Work instructions: Locate every line in the material below that has the word "Kriterien". Copy each of those lines.

Data entries:
============================================================

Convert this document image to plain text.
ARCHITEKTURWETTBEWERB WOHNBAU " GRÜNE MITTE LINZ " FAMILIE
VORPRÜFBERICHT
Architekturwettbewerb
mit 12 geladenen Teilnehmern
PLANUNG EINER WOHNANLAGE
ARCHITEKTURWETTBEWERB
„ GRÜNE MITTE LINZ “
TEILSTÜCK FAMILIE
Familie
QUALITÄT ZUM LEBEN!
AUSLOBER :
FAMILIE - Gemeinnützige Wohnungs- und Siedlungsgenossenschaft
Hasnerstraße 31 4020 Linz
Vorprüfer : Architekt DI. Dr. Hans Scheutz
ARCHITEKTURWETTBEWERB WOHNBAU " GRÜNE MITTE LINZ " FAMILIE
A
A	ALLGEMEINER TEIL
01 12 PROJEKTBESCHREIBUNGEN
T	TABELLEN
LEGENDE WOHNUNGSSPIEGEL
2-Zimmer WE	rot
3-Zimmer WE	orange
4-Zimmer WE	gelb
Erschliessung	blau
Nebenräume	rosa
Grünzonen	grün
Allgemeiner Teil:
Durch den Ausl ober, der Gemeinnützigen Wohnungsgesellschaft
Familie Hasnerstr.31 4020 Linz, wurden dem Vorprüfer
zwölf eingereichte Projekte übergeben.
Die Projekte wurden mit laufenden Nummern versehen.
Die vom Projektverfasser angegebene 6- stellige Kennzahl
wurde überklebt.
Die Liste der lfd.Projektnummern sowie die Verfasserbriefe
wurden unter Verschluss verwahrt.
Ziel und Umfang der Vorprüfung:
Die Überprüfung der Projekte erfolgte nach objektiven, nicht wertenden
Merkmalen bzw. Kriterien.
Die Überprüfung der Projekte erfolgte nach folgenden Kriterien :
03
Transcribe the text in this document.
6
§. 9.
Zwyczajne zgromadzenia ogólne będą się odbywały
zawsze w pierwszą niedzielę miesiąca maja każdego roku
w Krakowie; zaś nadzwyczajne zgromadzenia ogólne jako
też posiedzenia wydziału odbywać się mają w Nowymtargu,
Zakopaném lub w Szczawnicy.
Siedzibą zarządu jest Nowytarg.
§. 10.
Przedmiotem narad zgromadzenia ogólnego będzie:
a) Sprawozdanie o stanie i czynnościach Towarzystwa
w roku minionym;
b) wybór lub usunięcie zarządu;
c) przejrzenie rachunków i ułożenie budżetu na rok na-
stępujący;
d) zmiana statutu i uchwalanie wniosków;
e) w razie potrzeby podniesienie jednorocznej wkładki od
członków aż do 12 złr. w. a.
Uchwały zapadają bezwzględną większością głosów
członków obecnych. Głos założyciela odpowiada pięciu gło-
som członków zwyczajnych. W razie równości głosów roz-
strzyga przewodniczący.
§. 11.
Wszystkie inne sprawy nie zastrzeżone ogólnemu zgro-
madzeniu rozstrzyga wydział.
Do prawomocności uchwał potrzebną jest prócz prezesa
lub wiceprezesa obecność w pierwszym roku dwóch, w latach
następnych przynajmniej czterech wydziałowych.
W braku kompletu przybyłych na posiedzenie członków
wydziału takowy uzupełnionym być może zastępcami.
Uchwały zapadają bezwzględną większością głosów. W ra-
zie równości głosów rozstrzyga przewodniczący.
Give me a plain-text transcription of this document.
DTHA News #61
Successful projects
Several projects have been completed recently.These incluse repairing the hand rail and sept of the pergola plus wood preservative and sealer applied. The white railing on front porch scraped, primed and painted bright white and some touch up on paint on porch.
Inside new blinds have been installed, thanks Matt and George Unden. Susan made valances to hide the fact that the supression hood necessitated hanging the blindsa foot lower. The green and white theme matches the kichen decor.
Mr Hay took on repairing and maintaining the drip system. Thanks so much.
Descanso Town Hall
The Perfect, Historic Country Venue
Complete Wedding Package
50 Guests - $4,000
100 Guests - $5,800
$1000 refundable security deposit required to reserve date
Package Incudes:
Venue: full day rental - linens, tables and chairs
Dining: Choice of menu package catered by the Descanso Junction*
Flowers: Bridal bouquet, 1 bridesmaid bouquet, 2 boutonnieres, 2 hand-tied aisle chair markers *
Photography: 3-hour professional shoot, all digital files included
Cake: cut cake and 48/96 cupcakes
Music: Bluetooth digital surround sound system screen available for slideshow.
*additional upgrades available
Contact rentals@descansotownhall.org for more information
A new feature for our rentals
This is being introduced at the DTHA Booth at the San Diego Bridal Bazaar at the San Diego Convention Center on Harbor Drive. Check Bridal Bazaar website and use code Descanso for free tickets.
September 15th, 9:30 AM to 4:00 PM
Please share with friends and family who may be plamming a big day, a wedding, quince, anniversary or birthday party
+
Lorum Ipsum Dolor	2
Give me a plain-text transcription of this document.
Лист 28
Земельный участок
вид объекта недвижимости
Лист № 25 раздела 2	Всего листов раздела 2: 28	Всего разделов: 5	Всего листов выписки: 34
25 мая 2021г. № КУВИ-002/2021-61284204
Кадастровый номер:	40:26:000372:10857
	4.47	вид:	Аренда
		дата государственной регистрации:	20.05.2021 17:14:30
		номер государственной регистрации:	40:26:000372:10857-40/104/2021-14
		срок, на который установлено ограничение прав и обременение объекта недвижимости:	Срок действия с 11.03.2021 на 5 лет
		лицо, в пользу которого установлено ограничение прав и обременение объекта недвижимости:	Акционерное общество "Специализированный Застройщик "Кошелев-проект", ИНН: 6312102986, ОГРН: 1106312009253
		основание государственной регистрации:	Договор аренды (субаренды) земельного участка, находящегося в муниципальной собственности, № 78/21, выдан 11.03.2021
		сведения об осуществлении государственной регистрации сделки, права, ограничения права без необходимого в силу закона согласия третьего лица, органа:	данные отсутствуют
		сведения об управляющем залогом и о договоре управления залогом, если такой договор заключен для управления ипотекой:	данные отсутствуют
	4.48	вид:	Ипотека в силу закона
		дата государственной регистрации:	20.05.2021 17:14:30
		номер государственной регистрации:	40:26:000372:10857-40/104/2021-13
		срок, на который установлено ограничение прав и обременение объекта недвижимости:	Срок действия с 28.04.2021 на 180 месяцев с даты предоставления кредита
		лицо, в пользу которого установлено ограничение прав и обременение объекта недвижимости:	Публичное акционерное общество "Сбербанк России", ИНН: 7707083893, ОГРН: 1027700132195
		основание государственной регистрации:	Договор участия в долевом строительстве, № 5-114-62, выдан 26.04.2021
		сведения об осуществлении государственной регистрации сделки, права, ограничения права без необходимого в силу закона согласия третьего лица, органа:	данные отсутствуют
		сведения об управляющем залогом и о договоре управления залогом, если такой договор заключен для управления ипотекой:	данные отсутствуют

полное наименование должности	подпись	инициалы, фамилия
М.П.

============================================================

Response to the task:
Merkmalen bzw. Kriterien.
Die Überprüfung der Projekte erfolgte nach folgenden Kriterien :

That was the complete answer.